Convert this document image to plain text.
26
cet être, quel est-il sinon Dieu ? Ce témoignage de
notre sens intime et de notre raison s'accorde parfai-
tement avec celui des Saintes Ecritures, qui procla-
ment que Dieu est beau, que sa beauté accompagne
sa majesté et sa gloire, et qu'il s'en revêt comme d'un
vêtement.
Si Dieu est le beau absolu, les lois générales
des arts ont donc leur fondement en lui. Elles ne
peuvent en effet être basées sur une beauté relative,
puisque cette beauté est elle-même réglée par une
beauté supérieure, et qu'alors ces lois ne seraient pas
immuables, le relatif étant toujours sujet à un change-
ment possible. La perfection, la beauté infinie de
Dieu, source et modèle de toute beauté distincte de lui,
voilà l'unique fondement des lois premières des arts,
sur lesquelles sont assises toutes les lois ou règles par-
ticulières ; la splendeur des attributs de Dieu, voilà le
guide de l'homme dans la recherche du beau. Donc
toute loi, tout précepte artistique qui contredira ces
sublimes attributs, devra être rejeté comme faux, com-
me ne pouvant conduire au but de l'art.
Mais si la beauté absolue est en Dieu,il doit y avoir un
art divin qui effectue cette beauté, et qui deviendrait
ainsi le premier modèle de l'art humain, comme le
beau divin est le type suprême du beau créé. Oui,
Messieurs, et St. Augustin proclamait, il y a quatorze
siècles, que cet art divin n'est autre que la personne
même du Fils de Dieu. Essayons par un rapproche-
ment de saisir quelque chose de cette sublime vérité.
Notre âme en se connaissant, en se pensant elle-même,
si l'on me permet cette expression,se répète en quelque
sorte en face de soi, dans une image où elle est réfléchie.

▬▬▬▬▬▬▬▬▬▬

◆ GIVEN PROBLEM
Return every record above exactly as it appears.

◆ EXERCISE SOLUTION
Convert this document image to plain text.
26
cet être, quel est-il sinon Dieu ? Ce témoignage de
notre sens intime et de notre raison s'accorde parfai-
tement avec celui des Saintes Ecritures, qui procla-
ment que Dieu est beau, que sa beauté accompagne
sa majesté et sa gloire, et qu'il s'en revêt comme d'un
vêtement.
Si Dieu est le beau absolu, les lois générales
des arts ont donc leur fondement en lui. Elles ne
peuvent en effet être basées sur une beauté relative,
puisque cette beauté est elle-même réglée par une
beauté supérieure, et qu'alors ces lois ne seraient pas
immuables, le relatif étant toujours sujet à un change-
ment possible. La perfection, la beauté infinie de
Dieu, source et modèle de toute beauté distincte de lui,
voilà l'unique fondement des lois premières des arts,
sur lesquelles sont assises toutes les lois ou règles par-
ticulières ; la splendeur des attributs de Dieu, voilà le
guide de l'homme dans la recherche du beau. Donc
toute loi, tout précepte artistique qui contredira ces
sublimes attributs, devra être rejeté comme faux, com-
me ne pouvant conduire au but de l'art.
Mais si la beauté absolue est en Dieu,il doit y avoir un
art divin qui effectue cette beauté, et qui deviendrait
ainsi le premier modèle de l'art humain, comme le
beau divin est le type suprême du beau créé. Oui,
Messieurs, et St. Augustin proclamait, il y a quatorze
siècles, que cet art divin n'est autre que la personne
même du Fils de Dieu. Essayons par un rapproche-
ment de saisir quelque chose de cette sublime vérité.
Notre âme en se connaissant, en se pensant elle-même,
si l'on me permet cette expression,se répète en quelque
sorte en face de soi, dans une image où elle est réfléchie.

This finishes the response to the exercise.